Correspondence from Aleister Crowley to Gerald Yorke

 

 

 

Berlin.

 

 

21 Jan '32

 

 

C[are] F[rater]

 

93.

 

Remind me I do need Rapheal's Ephemeris badly.

 

Yours of 19th and the previous about the Cliff. Yes, nursing is n[o] g[ood] in asthma. One is either well or gasping for breath like a fish in the boat. I have an A.1. cough mixture now—only it contains codeine which depresses—and a box of capsules to inject in case of a violent attack like last Sunday. But the basis of all is worry and nervous exhaustion.

     

Your remarks on jumping over the cliff are excellent. But that is just the magical issue. One must.

     

There are two ways of success. If you want to be a surgeon, admiral, judge, or archbishop you go along the old lines very warily, with the maximum of adroitness and the minimum of risk. You must not lop the branch you are sitting on. All the ways are there, and all the rules are reasonably plain. If you are just a little more energetic, tactful, and intelligent—not to say subservient—than your competitors, you get to the top almost automatically. This is the way for a Wolsey, a Richelieu, a Disraeil, or a Kitchener, et hoc genus omne.

     

But there is no case of a first-rate man, one who has made a real mark in history, without a moment in which he makes a clean break with everything and everybody concerned. Because the ways are not there; he has to cut his own path through the jungle. And there are no rules for success; he has to use all his own virtues and intelligence. Consider the Buddha, Mohammed, even Luther! Consider Napoleon, Harvey, Lister, Lenin! Remember the axiom of Descartes, that you cannot start philosophy at all without passing through the crises of doubting everything without exception.

     

It is because you have the elements of true greatness that you can be a candidate at all for a first-class job in the Order. I couldn't write like this to Lloyd, could I? No, he could very well support the Work without straying from his vegetable garden. Remember too that I never urged you to take this definite step until you had so clearly shown the stuff you are made of in those Desert Letters. I rather undervalued you as having become the President of Pop etc etc, and wanted you to inherit quietly and dance the Princess Mary into adhering to our programme. But now that you have gripped reality and cross-buttocked it, the position is totally different.

     

Obviously one does not want disaster; with luck, you might in one of several ways suffer no damage, and inflict no pain upon your family. But the gesture is of supreme importance. As in the war, a man did not enlist to be killed; but if he did not enlist, he couldn't command an army.

     

I will work out a practical scheme with Hamilton [Gerald Hamilton] to-night, and let you know. Meanwhile, I'm tired, being on duty to-day, as Bill [Bertha Busch] has overdone the washing and got a chill, and a trifle of inflammation again. So I'm cooking.

 

93     93/93

 

F[raternal]ly

 

666.

 

Bill sends love, and will write you to-morrow.

WHAT YOU NEED TO DO: Which people does the letter above tell its reader to "Consider" as first-rate men who made a clean break?

RAW DATA:

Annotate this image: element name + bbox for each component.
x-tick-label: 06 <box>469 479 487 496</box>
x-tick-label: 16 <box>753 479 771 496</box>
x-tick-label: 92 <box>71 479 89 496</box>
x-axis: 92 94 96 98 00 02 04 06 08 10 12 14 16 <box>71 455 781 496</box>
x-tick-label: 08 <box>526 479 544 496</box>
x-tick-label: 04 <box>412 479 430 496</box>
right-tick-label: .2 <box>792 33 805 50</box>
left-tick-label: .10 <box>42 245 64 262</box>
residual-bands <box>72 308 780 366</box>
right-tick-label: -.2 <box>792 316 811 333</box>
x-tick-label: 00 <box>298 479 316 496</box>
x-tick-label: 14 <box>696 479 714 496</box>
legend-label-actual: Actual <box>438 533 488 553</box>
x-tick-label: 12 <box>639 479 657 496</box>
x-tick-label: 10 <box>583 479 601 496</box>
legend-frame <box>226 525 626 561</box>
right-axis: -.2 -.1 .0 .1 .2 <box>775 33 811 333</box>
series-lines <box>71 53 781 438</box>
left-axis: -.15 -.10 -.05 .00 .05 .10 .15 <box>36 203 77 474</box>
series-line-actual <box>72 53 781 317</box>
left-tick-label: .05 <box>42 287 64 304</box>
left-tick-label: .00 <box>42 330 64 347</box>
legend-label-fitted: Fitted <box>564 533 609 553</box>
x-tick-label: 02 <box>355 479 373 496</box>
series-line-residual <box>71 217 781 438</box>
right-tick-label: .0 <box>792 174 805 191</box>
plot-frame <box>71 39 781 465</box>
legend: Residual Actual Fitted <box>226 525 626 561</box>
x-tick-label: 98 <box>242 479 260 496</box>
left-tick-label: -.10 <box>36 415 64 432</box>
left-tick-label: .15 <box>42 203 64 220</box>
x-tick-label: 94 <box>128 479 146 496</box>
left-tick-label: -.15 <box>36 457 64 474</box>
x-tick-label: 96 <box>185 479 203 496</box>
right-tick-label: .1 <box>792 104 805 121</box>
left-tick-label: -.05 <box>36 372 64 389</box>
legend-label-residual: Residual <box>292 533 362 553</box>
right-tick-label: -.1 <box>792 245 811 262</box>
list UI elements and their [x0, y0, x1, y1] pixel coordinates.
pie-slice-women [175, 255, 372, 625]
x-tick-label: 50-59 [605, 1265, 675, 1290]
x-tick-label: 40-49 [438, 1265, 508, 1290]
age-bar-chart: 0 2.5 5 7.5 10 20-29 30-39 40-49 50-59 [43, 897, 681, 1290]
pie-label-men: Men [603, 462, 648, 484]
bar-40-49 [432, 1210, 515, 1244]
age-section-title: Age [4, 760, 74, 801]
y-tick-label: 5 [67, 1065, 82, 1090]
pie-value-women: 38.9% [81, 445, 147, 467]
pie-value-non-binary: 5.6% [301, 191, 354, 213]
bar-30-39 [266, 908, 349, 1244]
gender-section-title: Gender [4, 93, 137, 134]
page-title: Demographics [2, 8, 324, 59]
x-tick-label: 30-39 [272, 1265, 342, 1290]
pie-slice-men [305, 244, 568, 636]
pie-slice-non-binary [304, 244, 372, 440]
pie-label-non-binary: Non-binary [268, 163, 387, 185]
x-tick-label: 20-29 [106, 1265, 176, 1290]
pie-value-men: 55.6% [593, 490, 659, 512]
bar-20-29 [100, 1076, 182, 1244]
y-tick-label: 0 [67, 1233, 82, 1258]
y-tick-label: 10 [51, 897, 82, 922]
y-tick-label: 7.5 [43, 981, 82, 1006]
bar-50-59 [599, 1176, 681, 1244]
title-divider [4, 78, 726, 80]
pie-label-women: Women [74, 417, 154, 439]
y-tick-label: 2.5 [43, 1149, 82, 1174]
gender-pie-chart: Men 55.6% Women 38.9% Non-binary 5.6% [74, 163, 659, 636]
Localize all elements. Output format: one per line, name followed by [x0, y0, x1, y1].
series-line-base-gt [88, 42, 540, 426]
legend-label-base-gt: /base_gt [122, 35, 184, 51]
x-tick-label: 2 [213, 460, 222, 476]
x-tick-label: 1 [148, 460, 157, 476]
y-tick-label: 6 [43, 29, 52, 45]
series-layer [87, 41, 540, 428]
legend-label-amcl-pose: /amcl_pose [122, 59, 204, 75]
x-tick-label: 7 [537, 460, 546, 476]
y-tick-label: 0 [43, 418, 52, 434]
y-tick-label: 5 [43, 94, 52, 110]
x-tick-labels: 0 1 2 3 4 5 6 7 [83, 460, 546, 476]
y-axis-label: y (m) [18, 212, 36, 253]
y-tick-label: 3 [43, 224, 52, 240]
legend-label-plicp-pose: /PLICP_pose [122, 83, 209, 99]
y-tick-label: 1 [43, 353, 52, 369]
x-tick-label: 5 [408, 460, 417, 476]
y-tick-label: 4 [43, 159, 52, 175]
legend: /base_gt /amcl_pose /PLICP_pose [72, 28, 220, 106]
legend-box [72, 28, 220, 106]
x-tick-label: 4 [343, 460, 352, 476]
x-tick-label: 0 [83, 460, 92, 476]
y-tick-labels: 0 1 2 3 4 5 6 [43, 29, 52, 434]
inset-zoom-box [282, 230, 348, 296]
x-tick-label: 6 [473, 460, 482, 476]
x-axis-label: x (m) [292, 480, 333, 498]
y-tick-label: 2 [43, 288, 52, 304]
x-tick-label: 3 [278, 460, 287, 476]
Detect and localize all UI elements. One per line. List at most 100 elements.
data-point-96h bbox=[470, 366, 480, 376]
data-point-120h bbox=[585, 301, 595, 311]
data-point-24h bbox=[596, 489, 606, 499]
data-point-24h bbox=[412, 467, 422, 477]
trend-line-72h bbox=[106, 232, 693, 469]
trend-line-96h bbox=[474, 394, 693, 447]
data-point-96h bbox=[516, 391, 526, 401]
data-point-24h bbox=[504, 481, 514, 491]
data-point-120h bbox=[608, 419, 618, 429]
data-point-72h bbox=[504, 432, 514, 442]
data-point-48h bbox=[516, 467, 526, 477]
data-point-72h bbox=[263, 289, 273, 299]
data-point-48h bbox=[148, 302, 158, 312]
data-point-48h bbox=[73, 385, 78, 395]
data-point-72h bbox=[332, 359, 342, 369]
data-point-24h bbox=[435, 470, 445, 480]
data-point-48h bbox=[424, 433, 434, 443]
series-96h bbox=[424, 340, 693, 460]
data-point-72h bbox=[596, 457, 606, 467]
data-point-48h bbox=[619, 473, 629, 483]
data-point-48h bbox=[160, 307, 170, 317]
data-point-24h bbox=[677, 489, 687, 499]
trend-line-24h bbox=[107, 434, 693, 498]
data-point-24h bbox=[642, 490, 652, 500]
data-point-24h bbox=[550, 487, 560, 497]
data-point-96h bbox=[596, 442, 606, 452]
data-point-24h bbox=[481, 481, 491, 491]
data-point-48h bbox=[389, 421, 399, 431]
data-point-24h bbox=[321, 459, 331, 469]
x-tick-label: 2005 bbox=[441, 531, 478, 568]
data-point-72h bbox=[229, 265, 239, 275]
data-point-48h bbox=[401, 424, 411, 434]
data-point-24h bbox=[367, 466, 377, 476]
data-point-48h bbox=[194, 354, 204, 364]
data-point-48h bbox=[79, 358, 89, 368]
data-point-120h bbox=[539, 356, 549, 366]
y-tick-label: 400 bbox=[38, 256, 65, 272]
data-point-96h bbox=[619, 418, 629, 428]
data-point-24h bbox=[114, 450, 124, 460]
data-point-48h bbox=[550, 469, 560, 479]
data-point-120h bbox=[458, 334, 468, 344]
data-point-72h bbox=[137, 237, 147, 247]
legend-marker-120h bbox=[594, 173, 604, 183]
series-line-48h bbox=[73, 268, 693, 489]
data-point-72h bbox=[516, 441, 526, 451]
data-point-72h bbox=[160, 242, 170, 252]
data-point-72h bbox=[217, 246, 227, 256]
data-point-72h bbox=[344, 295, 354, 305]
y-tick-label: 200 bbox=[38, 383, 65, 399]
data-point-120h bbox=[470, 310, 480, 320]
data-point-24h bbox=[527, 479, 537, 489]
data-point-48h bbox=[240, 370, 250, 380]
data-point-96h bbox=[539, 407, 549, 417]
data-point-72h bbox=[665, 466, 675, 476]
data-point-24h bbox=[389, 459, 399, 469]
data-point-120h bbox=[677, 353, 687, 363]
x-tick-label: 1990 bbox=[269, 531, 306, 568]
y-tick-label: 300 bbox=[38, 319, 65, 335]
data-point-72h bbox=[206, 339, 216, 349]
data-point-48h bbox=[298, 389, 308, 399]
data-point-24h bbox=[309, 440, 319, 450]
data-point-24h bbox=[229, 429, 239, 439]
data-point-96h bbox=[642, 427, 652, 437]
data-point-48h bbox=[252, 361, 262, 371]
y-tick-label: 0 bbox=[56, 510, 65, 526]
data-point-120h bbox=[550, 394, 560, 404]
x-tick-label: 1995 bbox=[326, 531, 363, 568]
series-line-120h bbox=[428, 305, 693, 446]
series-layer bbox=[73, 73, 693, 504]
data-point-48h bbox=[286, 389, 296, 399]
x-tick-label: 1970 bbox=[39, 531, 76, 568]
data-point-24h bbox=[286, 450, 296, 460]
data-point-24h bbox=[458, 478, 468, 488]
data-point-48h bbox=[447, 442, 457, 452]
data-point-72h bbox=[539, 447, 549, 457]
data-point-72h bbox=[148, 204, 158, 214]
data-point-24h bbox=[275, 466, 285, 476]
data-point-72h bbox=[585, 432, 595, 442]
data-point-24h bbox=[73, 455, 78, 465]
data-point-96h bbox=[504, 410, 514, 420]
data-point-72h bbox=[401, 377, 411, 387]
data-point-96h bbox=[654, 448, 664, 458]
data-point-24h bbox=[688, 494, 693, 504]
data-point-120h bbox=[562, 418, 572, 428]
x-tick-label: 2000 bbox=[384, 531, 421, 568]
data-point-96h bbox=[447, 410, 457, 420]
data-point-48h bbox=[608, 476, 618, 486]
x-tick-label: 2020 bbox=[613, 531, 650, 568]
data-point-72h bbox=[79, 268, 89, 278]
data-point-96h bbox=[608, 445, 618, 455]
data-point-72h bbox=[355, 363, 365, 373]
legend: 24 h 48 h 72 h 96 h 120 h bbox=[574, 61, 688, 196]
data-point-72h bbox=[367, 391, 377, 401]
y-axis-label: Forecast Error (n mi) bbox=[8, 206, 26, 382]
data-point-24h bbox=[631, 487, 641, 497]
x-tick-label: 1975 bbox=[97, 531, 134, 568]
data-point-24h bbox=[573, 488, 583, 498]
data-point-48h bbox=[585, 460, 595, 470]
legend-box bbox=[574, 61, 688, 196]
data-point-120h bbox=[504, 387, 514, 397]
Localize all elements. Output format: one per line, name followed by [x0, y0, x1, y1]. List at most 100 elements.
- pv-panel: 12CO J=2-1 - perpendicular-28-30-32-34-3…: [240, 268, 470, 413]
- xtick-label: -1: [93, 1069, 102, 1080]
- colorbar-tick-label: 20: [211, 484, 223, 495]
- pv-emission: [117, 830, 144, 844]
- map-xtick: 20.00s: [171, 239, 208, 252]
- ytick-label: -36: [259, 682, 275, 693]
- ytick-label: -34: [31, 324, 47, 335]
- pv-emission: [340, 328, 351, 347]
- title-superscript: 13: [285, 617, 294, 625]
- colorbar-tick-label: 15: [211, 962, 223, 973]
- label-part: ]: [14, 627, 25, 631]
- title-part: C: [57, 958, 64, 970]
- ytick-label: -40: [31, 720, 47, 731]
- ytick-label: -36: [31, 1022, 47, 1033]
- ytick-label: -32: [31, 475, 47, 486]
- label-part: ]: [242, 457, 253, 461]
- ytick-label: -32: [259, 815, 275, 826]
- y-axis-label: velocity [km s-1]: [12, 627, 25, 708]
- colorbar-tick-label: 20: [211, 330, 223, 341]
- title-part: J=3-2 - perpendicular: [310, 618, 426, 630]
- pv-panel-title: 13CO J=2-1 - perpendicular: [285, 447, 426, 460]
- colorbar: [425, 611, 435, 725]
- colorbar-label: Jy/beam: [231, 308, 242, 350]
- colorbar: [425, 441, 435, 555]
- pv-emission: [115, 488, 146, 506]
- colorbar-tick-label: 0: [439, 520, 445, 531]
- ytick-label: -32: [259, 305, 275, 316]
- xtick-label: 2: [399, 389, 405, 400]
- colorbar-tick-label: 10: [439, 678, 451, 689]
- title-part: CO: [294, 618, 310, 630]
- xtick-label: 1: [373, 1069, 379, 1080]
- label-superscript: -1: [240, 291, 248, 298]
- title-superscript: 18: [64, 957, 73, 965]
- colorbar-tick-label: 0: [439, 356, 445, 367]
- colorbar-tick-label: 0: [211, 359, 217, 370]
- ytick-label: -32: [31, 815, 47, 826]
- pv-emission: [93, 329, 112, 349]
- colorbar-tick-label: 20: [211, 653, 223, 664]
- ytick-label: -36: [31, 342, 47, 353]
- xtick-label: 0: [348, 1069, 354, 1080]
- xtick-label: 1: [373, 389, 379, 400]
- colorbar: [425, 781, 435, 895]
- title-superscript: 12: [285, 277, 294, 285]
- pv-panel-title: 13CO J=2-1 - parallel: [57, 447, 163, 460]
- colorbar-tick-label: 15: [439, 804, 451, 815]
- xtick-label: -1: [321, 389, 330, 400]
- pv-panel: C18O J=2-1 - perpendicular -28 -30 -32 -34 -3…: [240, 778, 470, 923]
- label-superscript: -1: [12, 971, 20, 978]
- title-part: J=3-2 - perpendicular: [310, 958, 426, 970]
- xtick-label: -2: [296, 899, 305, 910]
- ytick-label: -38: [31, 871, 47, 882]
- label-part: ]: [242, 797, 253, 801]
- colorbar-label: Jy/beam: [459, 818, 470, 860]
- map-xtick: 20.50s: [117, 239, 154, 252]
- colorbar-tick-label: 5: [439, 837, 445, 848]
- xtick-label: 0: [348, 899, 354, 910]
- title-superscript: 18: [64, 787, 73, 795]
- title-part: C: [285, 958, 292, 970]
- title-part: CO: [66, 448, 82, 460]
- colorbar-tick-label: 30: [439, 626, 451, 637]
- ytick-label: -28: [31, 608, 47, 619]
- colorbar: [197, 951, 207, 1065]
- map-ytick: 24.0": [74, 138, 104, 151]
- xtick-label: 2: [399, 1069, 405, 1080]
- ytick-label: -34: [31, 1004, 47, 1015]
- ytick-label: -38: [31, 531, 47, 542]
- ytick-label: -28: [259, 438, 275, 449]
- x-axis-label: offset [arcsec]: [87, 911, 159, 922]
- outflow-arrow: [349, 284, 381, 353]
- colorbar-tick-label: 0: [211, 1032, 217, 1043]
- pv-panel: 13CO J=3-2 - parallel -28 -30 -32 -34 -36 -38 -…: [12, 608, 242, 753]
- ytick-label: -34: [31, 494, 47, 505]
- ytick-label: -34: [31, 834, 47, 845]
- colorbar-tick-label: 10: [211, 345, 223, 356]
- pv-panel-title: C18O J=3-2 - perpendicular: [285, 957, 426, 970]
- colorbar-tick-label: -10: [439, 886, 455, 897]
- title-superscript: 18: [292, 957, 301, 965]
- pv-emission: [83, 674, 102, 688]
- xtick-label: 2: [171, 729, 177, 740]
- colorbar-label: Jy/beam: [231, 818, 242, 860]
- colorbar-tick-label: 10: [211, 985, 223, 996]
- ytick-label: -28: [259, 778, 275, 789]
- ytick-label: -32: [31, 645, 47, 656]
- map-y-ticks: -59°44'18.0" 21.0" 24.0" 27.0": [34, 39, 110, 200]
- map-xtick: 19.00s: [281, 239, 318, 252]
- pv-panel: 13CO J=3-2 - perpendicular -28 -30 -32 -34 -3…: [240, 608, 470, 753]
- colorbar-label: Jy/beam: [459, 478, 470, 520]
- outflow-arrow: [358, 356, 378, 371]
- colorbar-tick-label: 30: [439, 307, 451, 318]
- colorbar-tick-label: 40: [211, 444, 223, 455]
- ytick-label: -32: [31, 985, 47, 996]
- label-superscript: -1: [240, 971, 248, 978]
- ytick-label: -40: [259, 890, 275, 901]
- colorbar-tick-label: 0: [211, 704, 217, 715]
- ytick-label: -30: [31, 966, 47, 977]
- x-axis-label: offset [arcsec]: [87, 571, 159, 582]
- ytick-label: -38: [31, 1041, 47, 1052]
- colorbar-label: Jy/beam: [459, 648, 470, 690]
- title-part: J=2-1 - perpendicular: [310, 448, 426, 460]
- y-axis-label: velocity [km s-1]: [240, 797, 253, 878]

WRITTEN REPLY: The Buddha, Mohammed, Luther, Napoleon, Harvey, Lister, Lenin